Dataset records
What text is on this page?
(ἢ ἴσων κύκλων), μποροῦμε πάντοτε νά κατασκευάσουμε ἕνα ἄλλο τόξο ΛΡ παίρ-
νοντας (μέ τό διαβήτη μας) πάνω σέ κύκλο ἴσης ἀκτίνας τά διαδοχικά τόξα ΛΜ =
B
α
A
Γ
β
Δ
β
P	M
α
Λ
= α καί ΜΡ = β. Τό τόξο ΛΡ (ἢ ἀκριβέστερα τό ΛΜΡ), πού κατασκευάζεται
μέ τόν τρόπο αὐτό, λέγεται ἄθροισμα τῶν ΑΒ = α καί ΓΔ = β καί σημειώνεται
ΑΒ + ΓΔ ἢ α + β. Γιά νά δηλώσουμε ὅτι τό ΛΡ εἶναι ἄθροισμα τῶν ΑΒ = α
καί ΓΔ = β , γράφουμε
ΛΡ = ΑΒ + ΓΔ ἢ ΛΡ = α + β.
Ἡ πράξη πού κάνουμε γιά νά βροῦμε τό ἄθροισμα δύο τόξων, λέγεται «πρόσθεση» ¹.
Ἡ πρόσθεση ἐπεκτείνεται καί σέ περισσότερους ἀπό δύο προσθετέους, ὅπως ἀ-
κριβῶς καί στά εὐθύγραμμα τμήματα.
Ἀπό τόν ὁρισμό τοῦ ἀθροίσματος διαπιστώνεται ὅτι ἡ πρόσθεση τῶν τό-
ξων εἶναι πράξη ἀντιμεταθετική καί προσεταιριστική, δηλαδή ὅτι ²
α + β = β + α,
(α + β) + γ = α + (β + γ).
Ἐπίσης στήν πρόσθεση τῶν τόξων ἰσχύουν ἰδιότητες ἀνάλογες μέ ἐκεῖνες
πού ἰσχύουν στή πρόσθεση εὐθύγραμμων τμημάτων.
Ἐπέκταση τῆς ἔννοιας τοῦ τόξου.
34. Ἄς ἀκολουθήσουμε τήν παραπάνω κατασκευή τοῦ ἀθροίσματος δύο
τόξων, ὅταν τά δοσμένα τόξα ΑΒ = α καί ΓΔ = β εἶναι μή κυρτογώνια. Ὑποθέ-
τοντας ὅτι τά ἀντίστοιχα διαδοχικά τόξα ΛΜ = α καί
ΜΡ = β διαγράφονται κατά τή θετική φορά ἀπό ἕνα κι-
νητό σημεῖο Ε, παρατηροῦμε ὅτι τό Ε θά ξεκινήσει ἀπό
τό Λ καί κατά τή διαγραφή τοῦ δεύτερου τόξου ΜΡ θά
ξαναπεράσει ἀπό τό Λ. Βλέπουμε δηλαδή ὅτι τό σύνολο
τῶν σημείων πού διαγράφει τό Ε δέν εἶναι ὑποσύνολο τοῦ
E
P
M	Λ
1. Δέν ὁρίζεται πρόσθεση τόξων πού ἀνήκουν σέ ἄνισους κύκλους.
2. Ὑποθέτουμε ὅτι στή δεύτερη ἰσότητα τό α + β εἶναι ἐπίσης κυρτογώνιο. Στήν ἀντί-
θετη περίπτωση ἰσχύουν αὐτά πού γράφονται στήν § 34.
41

- _What to produce_
Copy out each line of the listing that holds "τόξα".

- _Correct answer_
νοντας (μέ τό διαβήτη μας) πάνω σέ κύκλο ἴσης ἀκτίνας τά διαδοχικά τόξα ΛΜ =
τόξων, ὅταν τά δοσμένα τόξα ΑΒ = α καί ΓΔ = β εἶναι μή κυρτογώνια. Ὑποθέ-
τοντας ὅτι τά ἀντίστοιχα διαδοχικά τόξα ΛΜ = α καί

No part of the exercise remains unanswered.